Problem requirements:
Repeat each entry exactly and drop the pictures.

Stored rows:
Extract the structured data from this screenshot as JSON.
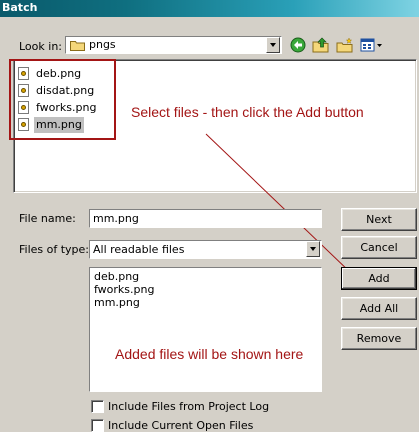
{
  "window": {
    "title": "Batch"
  },
  "lookin": {
    "label": "Look in:",
    "value": "pngs"
  },
  "files": [
    {
      "name": "deb.png"
    },
    {
      "name": "disdat.png"
    },
    {
      "name": "fworks.png"
    },
    {
      "name": "mm.png",
      "selected": true
    }
  ],
  "annotations": {
    "select": "Select files - then click the Add button",
    "added": "Added files will be shown here",
    "color": "#a31515"
  },
  "filename": {
    "label": "File name:",
    "value": "mm.png"
  },
  "filetype": {
    "label": "Files of type:",
    "value": "All readable files"
  },
  "added_list": [
    "deb.png",
    "fworks.png",
    "mm.png"
  ],
  "buttons": {
    "next": "Next",
    "cancel": "Cancel",
    "add": "Add",
    "add_all": "Add All",
    "remove": "Remove"
  },
  "checkboxes": {
    "project_log": "Include Files from Project Log",
    "open_files": "Include Current Open Files"
  },
  "icons": [
    "folder-icon",
    "back-icon",
    "up-folder-icon",
    "new-folder-icon",
    "view-menu-icon",
    "png-file-icon"
  ]
}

Solution for this exercise:
Extract the structured data from this screenshot as JSON.
{
  "window": {
    "title": "Batch"
  },
  "lookin": {
    "label": "Look in:",
    "value": "pngs"
  },
  "files": [
    {
      "name": "deb.png"
    },
    {
      "name": "disdat.png"
    },
    {
      "name": "fworks.png"
    },
    {
      "name": "mm.png",
      "selected": true
    }
  ],
  "annotations": {
    "select": "Select files - then click the Add button",
    "added": "Added files will be shown here",
    "color": "#a31515"
  },
  "filename": {
    "label": "File name:",
    "value": "mm.png"
  },
  "filetype": {
    "label": "Files of type:",
    "value": "All readable files"
  },
  "added_list": [
    "deb.png",
    "fworks.png",
    "mm.png"
  ],
  "buttons": {
    "next": "Next",
    "cancel": "Cancel",
    "add": "Add",
    "add_all": "Add All",
    "remove": "Remove"
  },
  "checkboxes": {
    "project_log": "Include Files from Project Log",
    "open_files": "Include Current Open Files"
  },
  "icons": [
    "folder-icon",
    "back-icon",
    "up-folder-icon",
    "new-folder-icon",
    "view-menu-icon",
    "png-file-icon"
  ]
}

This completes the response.